YOUR GOAL:
Your task is to output the entries below word for word.

Entries from a dataset:
::::
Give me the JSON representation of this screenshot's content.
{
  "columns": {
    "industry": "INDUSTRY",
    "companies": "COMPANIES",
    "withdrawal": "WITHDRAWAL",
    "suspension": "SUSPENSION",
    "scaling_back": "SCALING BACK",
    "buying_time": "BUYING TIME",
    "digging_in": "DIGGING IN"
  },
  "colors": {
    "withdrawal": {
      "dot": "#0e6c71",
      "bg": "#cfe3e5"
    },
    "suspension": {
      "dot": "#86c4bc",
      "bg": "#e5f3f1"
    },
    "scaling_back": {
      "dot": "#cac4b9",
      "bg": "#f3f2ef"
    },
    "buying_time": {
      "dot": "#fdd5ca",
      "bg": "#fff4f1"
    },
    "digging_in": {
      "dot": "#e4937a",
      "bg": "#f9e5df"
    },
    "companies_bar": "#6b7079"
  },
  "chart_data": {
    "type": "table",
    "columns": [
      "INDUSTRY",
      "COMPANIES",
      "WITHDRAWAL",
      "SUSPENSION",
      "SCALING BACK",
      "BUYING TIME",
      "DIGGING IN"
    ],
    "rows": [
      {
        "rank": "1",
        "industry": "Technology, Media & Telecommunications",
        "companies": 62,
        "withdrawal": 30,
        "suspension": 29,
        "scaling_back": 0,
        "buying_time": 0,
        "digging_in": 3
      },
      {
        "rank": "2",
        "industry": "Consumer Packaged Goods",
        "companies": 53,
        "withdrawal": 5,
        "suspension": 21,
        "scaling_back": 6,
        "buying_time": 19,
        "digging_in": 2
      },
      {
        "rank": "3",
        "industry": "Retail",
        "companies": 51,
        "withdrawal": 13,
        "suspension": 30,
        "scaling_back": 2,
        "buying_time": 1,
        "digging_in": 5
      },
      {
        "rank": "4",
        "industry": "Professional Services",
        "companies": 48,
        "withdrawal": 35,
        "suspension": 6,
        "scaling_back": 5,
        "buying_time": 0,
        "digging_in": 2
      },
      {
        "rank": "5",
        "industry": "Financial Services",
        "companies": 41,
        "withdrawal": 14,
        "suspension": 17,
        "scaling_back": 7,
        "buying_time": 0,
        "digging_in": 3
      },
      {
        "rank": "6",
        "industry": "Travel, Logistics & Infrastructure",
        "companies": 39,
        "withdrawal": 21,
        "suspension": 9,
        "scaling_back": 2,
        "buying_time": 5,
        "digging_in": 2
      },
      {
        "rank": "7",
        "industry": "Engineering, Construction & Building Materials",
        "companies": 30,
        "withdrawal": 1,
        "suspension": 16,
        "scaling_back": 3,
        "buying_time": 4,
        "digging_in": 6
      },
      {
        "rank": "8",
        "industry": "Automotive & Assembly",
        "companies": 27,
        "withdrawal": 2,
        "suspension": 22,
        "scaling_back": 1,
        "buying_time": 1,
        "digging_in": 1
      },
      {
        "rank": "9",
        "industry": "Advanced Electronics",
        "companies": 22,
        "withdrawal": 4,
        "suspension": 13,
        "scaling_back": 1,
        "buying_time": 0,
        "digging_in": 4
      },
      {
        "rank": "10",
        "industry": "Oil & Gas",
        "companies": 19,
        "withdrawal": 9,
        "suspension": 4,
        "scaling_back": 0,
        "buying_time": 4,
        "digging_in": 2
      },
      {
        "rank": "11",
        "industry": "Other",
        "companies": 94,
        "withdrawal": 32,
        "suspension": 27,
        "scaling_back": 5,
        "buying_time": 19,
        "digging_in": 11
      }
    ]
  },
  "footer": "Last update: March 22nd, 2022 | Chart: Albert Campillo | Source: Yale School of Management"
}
::::
EXPECTED OUTPUT:
Give me the JSON representation of this screenshot's content.
{
  "columns": {
    "industry": "INDUSTRY",
    "companies": "COMPANIES",
    "withdrawal": "WITHDRAWAL",
    "suspension": "SUSPENSION",
    "scaling_back": "SCALING BACK",
    "buying_time": "BUYING TIME",
    "digging_in": "DIGGING IN"
  },
  "colors": {
    "withdrawal": {
      "dot": "#0e6c71",
      "bg": "#cfe3e5"
    },
    "suspension": {
      "dot": "#86c4bc",
      "bg": "#e5f3f1"
    },
    "scaling_back": {
      "dot": "#cac4b9",
      "bg": "#f3f2ef"
    },
    "buying_time": {
      "dot": "#fdd5ca",
      "bg": "#fff4f1"
    },
    "digging_in": {
      "dot": "#e4937a",
      "bg": "#f9e5df"
    },
    "companies_bar": "#6b7079"
  },
  "chart_data": {
    "type": "table",
    "columns": [
      "INDUSTRY",
      "COMPANIES",
      "WITHDRAWAL",
      "SUSPENSION",
      "SCALING BACK",
      "BUYING TIME",
      "DIGGING IN"
    ],
    "rows": [
      {
        "rank": "1",
        "industry": "Technology, Media & Telecommunications",
        "companies": 62,
        "withdrawal": 30,
        "suspension": 29,
        "scaling_back": 0,
        "buying_time": 0,
        "digging_in": 3
      },
      {
        "rank": "2",
        "industry": "Consumer Packaged Goods",
        "companies": 53,
        "withdrawal": 5,
        "suspension": 21,
        "scaling_back": 6,
        "buying_time": 19,
        "digging_in": 2
      },
      {
        "rank": "3",
        "industry": "Retail",
        "companies": 51,
        "withdrawal": 13,
        "suspension": 30,
        "scaling_back": 2,
        "buying_time": 1,
        "digging_in": 5
      },
      {
        "rank": "4",
        "industry": "Professional Services",
        "companies": 48,
        "withdrawal": 35,
        "suspension": 6,
        "scaling_back": 5,
        "buying_time": 0,
        "digging_in": 2
      },
      {
        "rank": "5",
        "industry": "Financial Services",
        "companies": 41,
        "withdrawal": 14,
        "suspension": 17,
        "scaling_back": 7,
        "buying_time": 0,
        "digging_in": 3
      },
      {
        "rank": "6",
        "industry": "Travel, Logistics & Infrastructure",
        "companies": 39,
        "withdrawal": 21,
        "suspension": 9,
        "scaling_back": 2,
        "buying_time": 5,
        "digging_in": 2
      },
      {
        "rank": "7",
        "industry": "Engineering, Construction & Building Materials",
        "companies": 30,
        "withdrawal": 1,
        "suspension": 16,
        "scaling_back": 3,
        "buying_time": 4,
        "digging_in": 6
      },
      {
        "rank": "8",
        "industry": "Automotive & Assembly",
        "companies": 27,
        "withdrawal": 2,
        "suspension": 22,
        "scaling_back": 1,
        "buying_time": 1,
        "digging_in": 1
      },
      {
        "rank": "9",
        "industry": "Advanced Electronics",
        "companies": 22,
        "withdrawal": 4,
        "suspension": 13,
        "scaling_back": 1,
        "buying_time": 0,
        "digging_in": 4
      },
      {
        "rank": "10",
        "industry": "Oil & Gas",
        "companies": 19,
        "withdrawal": 9,
        "suspension": 4,
        "scaling_back": 0,
        "buying_time": 4,
        "digging_in": 2
      },
      {
        "rank": "11",
        "industry": "Other",
        "companies": 94,
        "withdrawal": 32,
        "suspension": 27,
        "scaling_back": 5,
        "buying_time": 19,
        "digging_in": 11
      }
    ]
  },
  "footer": "Last update: March 22nd, 2022 | Chart: Albert Campillo | Source: Yale School of Management"
}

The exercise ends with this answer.